▸ STATED GOAL
Transcribe each record exactly. Include every one.
* BEGIN *
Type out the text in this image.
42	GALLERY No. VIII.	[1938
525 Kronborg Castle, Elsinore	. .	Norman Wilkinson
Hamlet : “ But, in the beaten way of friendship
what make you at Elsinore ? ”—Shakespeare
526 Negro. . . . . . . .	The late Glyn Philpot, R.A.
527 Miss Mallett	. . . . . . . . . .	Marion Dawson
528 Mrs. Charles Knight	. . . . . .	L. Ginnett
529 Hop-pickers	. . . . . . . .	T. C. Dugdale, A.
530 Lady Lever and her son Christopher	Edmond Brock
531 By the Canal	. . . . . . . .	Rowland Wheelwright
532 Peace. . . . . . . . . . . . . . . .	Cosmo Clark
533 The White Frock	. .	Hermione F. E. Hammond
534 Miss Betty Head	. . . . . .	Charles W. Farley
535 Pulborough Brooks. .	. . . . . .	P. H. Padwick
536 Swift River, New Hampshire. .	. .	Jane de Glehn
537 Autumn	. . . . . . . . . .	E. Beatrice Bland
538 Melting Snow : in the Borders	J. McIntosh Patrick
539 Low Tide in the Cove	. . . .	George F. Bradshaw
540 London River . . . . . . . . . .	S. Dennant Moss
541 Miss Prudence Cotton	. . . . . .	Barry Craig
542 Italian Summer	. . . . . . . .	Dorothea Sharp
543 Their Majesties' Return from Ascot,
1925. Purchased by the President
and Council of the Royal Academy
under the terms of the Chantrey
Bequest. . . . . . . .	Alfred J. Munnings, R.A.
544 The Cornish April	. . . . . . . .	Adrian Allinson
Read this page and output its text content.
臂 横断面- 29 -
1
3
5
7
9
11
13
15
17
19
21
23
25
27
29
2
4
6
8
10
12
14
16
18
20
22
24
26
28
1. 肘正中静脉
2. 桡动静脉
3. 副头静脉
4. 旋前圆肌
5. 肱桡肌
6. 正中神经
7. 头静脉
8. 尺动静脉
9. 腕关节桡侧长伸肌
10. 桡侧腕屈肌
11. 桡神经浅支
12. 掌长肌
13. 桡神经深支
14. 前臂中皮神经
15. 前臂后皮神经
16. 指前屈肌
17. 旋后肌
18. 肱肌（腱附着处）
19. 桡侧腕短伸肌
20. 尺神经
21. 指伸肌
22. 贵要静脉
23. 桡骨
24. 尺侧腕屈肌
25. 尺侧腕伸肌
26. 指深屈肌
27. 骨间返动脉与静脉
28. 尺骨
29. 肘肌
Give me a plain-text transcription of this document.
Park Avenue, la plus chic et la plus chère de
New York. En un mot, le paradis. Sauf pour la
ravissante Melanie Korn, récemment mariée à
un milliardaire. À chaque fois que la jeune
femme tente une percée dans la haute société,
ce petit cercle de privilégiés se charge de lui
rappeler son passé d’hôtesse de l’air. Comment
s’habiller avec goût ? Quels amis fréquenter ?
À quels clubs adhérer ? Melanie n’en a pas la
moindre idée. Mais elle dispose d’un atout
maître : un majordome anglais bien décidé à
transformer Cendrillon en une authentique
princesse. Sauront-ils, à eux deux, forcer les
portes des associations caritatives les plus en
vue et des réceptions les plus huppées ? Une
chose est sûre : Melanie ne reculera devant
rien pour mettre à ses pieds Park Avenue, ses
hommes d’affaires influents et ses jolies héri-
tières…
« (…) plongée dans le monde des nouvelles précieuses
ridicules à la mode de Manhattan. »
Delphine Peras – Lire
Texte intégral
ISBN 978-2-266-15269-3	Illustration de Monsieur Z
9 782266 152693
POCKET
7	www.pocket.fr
* END *
▸ ANSWER
Type out the text in this image.
42	GALLERY No. VIII.	[1938
525 Kronborg Castle, Elsinore	. .	Norman Wilkinson
Hamlet : “ But, in the beaten way of friendship
what make you at Elsinore ? ”—Shakespeare
526 Negro. . . . . . . .	The late Glyn Philpot, R.A.
527 Miss Mallett	. . . . . . . . . .	Marion Dawson
528 Mrs. Charles Knight	. . . . . .	L. Ginnett
529 Hop-pickers	. . . . . . . .	T. C. Dugdale, A.
530 Lady Lever and her son Christopher	Edmond Brock
531 By the Canal	. . . . . . . .	Rowland Wheelwright
532 Peace. . . . . . . . . . . . . . . .	Cosmo Clark
533 The White Frock	. .	Hermione F. E. Hammond
534 Miss Betty Head	. . . . . .	Charles W. Farley
535 Pulborough Brooks. .	. . . . . .	P. H. Padwick
536 Swift River, New Hampshire. .	. .	Jane de Glehn
537 Autumn	. . . . . . . . . .	E. Beatrice Bland
538 Melting Snow : in the Borders	J. McIntosh Patrick
539 Low Tide in the Cove	. . . .	George F. Bradshaw
540 London River . . . . . . . . . .	S. Dennant Moss
541 Miss Prudence Cotton	. . . . . .	Barry Craig
542 Italian Summer	. . . . . . . .	Dorothea Sharp
543 Their Majesties' Return from Ascot,
1925. Purchased by the President
and Council of the Royal Academy
under the terms of the Chantrey
Bequest. . . . . . . .	Alfred J. Munnings, R.A.
544 The Cornish April	. . . . . . . .	Adrian Allinson
Read this page and output its text content.
臂 横断面- 29 -
1
3
5
7
9
11
13
15
17
19
21
23
25
27
29
2
4
6
8
10
12
14
16
18
20
22
24
26
28
1. 肘正中静脉
2. 桡动静脉
3. 副头静脉
4. 旋前圆肌
5. 肱桡肌
6. 正中神经
7. 头静脉
8. 尺动静脉
9. 腕关节桡侧长伸肌
10. 桡侧腕屈肌
11. 桡神经浅支
12. 掌长肌
13. 桡神经深支
14. 前臂中皮神经
15. 前臂后皮神经
16. 指前屈肌
17. 旋后肌
18. 肱肌（腱附着处）
19. 桡侧腕短伸肌
20. 尺神经
21. 指伸肌
22. 贵要静脉
23. 桡骨
24. 尺侧腕屈肌
25. 尺侧腕伸肌
26. 指深屈肌
27. 骨间返动脉与静脉
28. 尺骨
29. 肘肌
Give me a plain-text transcription of this document.
Park Avenue, la plus chic et la plus chère de
New York. En un mot, le paradis. Sauf pour la
ravissante Melanie Korn, récemment mariée à
un milliardaire. À chaque fois que la jeune
femme tente une percée dans la haute société,
ce petit cercle de privilégiés se charge de lui
rappeler son passé d’hôtesse de l’air. Comment
s’habiller avec goût ? Quels amis fréquenter ?
À quels clubs adhérer ? Melanie n’en a pas la
moindre idée. Mais elle dispose d’un atout
maître : un majordome anglais bien décidé à
transformer Cendrillon en une authentique
princesse. Sauront-ils, à eux deux, forcer les
portes des associations caritatives les plus en
vue et des réceptions les plus huppées ? Une
chose est sûre : Melanie ne reculera devant
rien pour mettre à ses pieds Park Avenue, ses
hommes d’affaires influents et ses jolies héri-
tières…
« (…) plongée dans le monde des nouvelles précieuses
ridicules à la mode de Manhattan. »
Delphine Peras – Lire
Texte intégral
ISBN 978-2-266-15269-3	Illustration de Monsieur Z
9 782266 152693
POCKET
7	www.pocket.fr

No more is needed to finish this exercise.